___ Extracted records ___
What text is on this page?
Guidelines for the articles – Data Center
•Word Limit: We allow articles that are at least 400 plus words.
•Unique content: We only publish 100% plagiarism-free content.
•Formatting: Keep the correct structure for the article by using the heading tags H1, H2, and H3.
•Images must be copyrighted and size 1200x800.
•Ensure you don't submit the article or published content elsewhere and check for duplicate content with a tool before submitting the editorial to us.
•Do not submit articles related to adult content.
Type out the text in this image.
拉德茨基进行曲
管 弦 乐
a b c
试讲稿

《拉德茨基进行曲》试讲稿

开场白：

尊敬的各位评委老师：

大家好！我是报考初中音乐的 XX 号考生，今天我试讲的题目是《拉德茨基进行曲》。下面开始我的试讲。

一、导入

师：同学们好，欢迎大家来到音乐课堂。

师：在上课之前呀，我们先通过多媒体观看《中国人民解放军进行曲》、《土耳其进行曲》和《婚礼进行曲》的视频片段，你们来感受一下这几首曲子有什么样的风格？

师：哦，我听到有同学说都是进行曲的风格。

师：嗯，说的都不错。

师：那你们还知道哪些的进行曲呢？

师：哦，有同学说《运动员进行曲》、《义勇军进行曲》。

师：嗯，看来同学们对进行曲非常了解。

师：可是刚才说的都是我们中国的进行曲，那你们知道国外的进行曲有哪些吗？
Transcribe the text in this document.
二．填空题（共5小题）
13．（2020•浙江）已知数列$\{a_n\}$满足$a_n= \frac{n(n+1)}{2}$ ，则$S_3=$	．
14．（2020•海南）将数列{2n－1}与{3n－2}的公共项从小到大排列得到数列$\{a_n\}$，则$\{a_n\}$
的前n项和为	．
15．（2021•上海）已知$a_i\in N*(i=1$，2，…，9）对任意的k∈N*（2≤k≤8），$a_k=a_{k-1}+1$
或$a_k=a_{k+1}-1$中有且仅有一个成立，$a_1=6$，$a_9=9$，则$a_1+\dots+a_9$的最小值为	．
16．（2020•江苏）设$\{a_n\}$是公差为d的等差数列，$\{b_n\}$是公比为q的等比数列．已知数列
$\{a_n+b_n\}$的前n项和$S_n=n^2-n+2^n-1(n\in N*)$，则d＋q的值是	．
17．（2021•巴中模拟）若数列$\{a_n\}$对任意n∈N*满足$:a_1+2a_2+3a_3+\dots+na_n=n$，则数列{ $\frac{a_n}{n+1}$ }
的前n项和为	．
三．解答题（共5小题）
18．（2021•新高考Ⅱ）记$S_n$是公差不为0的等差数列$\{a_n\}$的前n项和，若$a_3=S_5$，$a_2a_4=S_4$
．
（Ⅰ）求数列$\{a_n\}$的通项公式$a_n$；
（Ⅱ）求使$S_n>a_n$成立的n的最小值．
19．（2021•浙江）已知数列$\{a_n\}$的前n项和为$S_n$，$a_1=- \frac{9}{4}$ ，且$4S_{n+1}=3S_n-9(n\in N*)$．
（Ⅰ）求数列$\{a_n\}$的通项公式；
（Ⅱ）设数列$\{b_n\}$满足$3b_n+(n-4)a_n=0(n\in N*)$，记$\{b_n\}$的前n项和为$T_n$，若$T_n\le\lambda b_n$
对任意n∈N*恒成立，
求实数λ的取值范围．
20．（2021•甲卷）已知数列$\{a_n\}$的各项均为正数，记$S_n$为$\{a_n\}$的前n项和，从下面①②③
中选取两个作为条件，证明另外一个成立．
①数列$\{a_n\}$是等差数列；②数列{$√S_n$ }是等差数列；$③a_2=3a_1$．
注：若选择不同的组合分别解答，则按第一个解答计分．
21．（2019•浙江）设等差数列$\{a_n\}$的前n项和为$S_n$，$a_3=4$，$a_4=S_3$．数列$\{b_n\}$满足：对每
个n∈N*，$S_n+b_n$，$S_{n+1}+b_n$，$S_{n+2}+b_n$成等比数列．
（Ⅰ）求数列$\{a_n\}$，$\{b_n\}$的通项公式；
___
## [The request]
What is the number of lines in this material that hold the string "frac"? Answer with that number only.

## [Task result]
3